What needs to be done: Write out the full listing again, exactly as it stands.

Records provided:
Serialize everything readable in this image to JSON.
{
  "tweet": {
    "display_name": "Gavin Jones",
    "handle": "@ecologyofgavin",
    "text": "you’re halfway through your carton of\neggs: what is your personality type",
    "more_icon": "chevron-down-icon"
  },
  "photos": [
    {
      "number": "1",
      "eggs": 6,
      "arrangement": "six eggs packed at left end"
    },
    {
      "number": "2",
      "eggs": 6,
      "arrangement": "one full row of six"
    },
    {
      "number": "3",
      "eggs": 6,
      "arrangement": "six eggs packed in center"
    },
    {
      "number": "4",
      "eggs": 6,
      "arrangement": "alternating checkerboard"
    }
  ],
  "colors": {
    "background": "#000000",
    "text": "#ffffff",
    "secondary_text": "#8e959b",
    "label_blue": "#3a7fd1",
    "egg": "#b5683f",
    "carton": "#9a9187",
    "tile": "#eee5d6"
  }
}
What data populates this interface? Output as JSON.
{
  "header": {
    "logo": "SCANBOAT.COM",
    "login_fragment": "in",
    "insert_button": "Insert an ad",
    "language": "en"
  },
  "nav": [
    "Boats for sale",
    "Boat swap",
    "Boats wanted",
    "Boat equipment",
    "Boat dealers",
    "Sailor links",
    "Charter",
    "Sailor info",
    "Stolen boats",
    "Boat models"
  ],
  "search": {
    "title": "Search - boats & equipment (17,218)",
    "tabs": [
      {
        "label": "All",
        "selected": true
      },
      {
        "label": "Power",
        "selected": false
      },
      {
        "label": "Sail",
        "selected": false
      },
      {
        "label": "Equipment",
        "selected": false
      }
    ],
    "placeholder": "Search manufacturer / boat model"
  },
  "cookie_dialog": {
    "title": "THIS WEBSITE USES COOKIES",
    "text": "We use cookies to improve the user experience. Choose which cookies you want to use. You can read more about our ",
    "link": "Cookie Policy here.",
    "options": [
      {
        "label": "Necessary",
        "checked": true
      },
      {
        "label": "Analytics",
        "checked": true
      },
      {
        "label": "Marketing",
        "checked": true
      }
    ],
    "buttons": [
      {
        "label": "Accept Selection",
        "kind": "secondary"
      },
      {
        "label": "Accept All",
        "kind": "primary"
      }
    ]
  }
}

The reply:
Serialize everything readable in this image to JSON.
{
  "tweet": {
    "display_name": "Gavin Jones",
    "handle": "@ecologyofgavin",
    "text": "you’re halfway through your carton of\neggs: what is your personality type",
    "more_icon": "chevron-down-icon"
  },
  "photos": [
    {
      "number": "1",
      "eggs": 6,
      "arrangement": "six eggs packed at left end"
    },
    {
      "number": "2",
      "eggs": 6,
      "arrangement": "one full row of six"
    },
    {
      "number": "3",
      "eggs": 6,
      "arrangement": "six eggs packed in center"
    },
    {
      "number": "4",
      "eggs": 6,
      "arrangement": "alternating checkerboard"
    }
  ],
  "colors": {
    "background": "#000000",
    "text": "#ffffff",
    "secondary_text": "#8e959b",
    "label_blue": "#3a7fd1",
    "egg": "#b5683f",
    "carton": "#9a9187",
    "tile": "#eee5d6"
  }
}
What data populates this interface? Output as JSON.
{
  "header": {
    "logo": "SCANBOAT.COM",
    "login_fragment": "in",
    "insert_button": "Insert an ad",
    "language": "en"
  },
  "nav": [
    "Boats for sale",
    "Boat swap",
    "Boats wanted",
    "Boat equipment",
    "Boat dealers",
    "Sailor links",
    "Charter",
    "Sailor info",
    "Stolen boats",
    "Boat models"
  ],
  "search": {
    "title": "Search - boats & equipment (17,218)",
    "tabs": [
      {
        "label": "All",
        "selected": true
      },
      {
        "label": "Power",
        "selected": false
      },
      {
        "label": "Sail",
        "selected": false
      },
      {
        "label": "Equipment",
        "selected": false
      }
    ],
    "placeholder": "Search manufacturer / boat model"
  },
  "cookie_dialog": {
    "title": "THIS WEBSITE USES COOKIES",
    "text": "We use cookies to improve the user experience. Choose which cookies you want to use. You can read more about our ",
    "link": "Cookie Policy here.",
    "options": [
      {
        "label": "Necessary",
        "checked": true
      },
      {
        "label": "Analytics",
        "checked": true
      },
      {
        "label": "Marketing",
        "checked": true
      }
    ],
    "buttons": [
      {
        "label": "Accept Selection",
        "kind": "secondary"
      },
      {
        "label": "Accept All",
        "kind": "primary"
      }
    ]
  }
}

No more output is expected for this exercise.